Within this material, how many lines have the string "Temperature" in them? The answer is a number, with nothing added.

# Dataset rows about figures
----------------
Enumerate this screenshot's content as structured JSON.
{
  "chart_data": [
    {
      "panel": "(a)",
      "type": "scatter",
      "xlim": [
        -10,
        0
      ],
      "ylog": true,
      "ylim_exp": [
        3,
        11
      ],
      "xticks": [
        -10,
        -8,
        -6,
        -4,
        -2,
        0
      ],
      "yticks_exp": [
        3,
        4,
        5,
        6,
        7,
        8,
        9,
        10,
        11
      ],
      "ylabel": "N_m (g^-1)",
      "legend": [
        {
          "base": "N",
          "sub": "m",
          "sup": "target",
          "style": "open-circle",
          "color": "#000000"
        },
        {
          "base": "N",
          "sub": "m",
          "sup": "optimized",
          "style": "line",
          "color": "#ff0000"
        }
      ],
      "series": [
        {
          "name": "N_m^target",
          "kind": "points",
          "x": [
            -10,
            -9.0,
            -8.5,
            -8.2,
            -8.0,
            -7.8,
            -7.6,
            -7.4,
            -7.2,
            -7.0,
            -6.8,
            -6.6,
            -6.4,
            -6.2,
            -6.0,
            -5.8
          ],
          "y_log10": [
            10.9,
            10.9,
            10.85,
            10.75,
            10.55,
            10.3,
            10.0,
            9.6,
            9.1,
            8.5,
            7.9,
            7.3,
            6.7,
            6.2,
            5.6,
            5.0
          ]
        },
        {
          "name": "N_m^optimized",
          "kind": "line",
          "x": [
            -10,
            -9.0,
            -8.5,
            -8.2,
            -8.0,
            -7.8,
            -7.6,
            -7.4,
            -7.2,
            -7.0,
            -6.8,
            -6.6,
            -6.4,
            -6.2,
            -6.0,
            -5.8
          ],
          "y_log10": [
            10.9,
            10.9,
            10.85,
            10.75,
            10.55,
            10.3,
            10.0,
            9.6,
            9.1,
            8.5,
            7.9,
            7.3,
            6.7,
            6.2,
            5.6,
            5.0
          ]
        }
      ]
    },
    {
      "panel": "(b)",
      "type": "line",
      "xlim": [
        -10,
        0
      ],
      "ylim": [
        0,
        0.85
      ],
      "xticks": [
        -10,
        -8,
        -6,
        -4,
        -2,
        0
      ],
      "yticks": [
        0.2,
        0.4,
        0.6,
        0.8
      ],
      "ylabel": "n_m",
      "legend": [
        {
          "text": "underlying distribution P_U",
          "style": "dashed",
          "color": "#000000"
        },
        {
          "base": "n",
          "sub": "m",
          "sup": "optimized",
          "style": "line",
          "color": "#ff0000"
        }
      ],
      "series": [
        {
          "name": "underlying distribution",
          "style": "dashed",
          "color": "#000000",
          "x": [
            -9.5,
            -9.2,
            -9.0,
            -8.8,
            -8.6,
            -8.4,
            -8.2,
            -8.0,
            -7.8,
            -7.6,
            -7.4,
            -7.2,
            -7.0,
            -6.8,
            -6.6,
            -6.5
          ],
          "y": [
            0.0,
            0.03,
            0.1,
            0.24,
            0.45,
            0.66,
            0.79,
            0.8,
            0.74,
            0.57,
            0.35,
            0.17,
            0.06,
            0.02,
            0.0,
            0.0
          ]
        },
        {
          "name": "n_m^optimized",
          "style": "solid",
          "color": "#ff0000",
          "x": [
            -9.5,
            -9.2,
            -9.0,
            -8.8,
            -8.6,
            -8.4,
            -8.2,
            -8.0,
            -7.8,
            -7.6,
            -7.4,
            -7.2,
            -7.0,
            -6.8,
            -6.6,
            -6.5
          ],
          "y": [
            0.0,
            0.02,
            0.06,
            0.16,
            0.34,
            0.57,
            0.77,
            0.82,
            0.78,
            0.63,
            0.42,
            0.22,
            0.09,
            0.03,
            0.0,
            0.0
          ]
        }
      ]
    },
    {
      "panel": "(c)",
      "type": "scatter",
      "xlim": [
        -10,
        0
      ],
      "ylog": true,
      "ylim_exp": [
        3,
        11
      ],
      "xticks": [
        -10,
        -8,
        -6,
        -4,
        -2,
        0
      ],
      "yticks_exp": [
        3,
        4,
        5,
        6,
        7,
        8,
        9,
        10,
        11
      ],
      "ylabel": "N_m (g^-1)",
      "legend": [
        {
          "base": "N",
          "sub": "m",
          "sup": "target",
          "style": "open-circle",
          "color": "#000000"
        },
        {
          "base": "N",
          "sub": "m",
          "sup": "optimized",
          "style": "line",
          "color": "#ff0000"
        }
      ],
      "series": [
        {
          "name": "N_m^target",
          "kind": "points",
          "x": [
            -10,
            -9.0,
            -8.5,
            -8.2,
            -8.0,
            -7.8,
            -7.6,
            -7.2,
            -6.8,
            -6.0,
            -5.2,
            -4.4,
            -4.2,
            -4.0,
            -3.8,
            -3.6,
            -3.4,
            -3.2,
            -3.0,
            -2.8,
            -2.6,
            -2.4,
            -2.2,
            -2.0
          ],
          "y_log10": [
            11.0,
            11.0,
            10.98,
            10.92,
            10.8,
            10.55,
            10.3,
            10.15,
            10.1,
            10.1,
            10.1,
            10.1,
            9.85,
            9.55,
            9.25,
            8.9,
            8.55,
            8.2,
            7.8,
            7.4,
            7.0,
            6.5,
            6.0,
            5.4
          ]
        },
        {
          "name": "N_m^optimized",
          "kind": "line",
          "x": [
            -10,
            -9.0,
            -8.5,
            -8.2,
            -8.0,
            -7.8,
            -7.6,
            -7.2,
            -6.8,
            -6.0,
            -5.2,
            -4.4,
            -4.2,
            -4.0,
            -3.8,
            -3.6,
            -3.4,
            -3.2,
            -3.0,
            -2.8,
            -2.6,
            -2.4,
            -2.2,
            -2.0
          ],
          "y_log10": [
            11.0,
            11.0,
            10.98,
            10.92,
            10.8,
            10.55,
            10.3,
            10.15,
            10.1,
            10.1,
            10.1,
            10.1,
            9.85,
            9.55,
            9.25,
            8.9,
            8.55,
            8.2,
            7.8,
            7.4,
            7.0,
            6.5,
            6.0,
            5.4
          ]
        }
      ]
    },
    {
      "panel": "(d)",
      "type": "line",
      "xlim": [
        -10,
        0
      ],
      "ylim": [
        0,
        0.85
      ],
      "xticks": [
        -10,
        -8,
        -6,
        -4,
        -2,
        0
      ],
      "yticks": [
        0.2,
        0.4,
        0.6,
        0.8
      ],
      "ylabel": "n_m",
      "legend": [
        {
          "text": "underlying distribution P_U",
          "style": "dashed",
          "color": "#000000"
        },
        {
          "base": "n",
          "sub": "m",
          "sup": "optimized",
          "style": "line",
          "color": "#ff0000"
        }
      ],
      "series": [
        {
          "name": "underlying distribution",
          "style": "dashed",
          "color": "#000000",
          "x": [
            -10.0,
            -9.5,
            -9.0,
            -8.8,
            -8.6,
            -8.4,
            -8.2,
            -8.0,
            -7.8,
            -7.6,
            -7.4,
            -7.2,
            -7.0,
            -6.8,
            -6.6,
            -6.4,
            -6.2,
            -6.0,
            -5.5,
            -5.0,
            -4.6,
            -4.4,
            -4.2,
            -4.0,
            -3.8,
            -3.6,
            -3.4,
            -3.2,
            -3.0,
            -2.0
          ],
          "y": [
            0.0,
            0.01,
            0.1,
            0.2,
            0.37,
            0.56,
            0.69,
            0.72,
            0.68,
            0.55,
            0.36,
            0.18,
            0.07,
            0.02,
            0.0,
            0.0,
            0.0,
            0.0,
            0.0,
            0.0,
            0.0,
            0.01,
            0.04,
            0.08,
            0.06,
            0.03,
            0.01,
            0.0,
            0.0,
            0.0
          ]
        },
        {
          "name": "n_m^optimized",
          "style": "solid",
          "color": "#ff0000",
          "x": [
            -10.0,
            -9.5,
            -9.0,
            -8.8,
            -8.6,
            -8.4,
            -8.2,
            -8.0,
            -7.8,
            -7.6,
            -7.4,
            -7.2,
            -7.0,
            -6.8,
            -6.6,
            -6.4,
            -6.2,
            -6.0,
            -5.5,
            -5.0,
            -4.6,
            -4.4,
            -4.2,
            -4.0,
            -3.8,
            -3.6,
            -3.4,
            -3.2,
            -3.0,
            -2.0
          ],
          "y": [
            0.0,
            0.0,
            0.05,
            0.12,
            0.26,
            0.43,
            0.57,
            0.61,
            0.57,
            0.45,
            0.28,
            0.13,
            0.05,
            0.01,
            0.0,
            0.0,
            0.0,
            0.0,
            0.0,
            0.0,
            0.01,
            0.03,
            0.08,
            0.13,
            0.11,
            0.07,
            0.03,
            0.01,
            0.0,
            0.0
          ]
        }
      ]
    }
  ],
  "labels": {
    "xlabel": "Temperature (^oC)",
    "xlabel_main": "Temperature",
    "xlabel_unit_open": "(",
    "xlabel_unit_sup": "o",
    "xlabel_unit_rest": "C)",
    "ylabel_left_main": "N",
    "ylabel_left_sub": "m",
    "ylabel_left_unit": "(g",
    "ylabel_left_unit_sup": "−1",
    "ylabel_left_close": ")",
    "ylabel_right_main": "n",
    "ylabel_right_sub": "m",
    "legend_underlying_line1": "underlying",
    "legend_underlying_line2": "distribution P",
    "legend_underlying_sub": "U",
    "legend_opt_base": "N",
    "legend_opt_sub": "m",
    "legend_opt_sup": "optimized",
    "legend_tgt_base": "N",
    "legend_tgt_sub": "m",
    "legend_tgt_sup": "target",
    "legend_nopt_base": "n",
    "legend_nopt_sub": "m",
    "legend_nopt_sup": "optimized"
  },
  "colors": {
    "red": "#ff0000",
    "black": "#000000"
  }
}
----------------
# Solved exercise
2